**EXERCISE OBJECTIVE**
From the listing below, pull out the lines that hold "Polnisch".

╭─ DATA FOR THE TASK

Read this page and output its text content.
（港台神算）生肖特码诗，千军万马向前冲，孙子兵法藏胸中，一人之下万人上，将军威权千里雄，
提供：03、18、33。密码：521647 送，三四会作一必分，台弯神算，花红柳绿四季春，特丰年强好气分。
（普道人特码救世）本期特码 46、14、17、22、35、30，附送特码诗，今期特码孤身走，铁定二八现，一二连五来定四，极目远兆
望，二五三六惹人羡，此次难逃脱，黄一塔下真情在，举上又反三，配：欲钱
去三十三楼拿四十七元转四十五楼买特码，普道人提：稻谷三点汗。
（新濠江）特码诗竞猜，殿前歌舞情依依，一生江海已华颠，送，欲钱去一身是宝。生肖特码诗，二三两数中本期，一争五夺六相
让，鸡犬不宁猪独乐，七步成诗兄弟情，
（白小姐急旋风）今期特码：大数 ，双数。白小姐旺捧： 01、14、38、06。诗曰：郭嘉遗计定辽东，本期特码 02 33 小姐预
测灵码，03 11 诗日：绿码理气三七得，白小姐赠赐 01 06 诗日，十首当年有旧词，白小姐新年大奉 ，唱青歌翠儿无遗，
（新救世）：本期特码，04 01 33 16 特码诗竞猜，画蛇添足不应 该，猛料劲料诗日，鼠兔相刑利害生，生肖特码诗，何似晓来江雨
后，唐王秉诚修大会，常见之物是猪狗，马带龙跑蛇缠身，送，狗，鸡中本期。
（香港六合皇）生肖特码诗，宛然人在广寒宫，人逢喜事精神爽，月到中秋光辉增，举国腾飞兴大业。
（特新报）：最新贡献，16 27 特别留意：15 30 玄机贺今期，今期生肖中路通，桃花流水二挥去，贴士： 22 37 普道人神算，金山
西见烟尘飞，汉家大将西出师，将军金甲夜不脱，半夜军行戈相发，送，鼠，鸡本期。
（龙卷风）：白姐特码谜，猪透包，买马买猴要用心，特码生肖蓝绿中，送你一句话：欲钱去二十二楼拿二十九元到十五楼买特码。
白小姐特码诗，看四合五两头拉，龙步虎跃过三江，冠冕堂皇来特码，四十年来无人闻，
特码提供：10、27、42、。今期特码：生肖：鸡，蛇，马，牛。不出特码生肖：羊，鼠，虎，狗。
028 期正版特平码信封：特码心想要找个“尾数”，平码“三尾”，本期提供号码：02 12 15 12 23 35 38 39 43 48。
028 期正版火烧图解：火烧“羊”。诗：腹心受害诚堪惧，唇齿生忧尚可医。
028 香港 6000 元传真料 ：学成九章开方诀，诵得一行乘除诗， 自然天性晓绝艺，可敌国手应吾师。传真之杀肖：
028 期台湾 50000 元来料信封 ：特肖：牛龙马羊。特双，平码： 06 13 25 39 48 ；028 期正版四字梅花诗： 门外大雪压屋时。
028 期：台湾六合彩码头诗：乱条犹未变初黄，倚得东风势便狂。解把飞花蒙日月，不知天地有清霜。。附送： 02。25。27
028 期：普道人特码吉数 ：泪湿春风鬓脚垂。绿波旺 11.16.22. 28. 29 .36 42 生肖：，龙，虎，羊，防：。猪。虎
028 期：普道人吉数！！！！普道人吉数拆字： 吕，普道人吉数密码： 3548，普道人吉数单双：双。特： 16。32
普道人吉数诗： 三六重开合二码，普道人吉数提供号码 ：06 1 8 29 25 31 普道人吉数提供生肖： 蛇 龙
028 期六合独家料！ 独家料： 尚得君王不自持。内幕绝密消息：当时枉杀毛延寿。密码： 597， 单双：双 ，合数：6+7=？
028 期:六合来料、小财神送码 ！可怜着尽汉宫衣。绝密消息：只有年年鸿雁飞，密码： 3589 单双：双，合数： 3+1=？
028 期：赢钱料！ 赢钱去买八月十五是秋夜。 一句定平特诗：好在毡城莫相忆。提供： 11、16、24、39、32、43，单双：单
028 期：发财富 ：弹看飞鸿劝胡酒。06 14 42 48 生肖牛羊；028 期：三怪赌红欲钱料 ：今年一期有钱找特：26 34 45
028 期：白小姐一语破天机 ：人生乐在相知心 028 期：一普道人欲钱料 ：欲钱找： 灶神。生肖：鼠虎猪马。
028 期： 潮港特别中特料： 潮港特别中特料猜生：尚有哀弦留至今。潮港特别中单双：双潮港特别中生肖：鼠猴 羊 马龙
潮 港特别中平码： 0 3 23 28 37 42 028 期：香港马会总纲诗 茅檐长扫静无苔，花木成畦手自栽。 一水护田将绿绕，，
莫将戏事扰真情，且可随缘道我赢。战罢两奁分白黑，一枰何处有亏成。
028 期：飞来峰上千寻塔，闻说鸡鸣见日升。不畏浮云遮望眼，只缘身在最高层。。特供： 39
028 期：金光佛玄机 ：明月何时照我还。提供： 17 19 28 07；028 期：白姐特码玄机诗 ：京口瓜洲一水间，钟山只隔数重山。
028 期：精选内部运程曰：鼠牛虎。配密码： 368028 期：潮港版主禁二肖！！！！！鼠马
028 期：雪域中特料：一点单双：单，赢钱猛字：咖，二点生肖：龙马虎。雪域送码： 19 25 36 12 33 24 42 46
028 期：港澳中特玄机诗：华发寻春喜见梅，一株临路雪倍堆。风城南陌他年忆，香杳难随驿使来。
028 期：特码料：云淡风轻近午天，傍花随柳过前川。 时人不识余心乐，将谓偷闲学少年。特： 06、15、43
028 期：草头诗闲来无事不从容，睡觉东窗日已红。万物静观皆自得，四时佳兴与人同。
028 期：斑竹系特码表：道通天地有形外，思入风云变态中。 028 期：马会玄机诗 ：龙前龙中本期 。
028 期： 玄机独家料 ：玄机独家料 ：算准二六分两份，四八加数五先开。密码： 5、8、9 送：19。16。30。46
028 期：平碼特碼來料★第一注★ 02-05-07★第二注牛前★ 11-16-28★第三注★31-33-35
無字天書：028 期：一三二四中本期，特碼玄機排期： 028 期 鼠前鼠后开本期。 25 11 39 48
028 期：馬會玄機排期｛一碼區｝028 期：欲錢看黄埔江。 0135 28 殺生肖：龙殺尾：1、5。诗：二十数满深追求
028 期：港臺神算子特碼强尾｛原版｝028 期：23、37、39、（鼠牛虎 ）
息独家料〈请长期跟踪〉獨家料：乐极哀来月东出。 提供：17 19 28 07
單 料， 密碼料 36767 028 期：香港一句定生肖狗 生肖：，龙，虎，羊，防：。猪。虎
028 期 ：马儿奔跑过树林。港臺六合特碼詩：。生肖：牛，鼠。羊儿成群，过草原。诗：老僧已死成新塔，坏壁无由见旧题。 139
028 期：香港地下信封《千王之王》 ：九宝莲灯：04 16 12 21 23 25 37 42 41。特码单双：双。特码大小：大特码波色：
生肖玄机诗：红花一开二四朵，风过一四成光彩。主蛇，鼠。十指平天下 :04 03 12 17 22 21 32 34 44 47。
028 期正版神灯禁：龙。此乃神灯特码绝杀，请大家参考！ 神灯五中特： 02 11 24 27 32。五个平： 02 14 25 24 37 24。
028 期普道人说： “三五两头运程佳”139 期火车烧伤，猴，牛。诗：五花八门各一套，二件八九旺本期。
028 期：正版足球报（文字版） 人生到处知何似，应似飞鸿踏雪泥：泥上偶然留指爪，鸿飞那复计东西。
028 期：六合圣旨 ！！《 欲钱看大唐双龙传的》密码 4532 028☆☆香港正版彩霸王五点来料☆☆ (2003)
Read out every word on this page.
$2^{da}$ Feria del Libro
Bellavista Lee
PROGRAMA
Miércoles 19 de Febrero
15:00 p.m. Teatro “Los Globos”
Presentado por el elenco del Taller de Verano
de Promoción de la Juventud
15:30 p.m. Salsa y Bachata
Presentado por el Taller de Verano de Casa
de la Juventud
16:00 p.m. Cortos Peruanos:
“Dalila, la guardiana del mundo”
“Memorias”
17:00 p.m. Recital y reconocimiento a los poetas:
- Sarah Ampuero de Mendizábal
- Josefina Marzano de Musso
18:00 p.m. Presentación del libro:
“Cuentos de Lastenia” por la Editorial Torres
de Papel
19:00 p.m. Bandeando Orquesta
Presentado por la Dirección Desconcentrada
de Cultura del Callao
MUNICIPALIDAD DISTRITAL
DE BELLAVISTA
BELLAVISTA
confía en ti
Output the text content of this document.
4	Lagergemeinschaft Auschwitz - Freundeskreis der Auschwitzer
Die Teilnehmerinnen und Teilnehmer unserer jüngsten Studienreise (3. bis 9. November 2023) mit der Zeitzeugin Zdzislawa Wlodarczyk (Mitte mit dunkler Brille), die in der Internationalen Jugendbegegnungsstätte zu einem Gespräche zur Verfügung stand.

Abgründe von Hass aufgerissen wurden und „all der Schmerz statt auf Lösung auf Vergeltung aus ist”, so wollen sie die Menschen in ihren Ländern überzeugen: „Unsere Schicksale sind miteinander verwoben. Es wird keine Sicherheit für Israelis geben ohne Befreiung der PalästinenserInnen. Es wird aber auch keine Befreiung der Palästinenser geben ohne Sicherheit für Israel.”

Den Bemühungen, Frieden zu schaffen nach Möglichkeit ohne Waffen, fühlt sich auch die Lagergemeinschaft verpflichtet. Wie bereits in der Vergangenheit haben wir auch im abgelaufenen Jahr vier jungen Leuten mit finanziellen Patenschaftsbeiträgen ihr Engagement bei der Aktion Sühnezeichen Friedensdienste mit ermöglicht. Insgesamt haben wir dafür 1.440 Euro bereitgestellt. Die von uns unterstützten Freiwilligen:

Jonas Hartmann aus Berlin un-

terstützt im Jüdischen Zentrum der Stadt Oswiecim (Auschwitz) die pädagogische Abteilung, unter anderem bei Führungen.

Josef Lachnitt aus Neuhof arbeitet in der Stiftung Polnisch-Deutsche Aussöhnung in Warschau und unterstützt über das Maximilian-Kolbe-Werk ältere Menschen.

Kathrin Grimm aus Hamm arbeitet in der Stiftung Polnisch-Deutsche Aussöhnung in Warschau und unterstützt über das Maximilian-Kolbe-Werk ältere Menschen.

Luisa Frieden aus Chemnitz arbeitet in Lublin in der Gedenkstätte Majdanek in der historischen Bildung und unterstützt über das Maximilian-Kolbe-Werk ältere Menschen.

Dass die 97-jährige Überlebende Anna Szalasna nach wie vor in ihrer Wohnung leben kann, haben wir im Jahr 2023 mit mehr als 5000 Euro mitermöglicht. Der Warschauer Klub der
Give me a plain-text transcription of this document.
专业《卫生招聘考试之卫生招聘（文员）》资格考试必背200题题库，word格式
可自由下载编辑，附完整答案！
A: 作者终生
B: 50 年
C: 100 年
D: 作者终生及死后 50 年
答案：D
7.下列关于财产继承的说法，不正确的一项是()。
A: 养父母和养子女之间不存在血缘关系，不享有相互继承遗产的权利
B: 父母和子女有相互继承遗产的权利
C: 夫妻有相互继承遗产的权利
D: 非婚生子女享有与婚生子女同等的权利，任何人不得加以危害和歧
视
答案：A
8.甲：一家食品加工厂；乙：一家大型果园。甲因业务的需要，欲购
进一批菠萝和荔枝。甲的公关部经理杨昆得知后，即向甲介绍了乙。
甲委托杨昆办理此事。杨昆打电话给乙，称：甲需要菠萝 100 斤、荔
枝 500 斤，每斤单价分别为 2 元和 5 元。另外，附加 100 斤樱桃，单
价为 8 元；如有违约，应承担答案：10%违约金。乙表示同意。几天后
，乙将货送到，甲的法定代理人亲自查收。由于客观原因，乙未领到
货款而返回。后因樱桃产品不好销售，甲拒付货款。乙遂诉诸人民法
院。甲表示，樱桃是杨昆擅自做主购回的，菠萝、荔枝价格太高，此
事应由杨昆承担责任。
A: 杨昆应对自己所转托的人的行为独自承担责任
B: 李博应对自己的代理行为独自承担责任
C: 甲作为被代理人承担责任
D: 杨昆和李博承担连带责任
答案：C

╰─

**FINAL ANSWER**
Josef Lachnitt aus Neuhof arbeitet in der Stiftung Polnisch-Deutsche Aussöhnung in Warschau und unterstützt über das Maximilian-Kolbe-Werk ältere Menschen.
Kathrin Grimm aus Hamm arbeitet in der Stiftung Polnisch-Deutsche Aussöhnung in Warschau und unterstützt über das Maximilian-Kolbe-Werk ältere Menschen.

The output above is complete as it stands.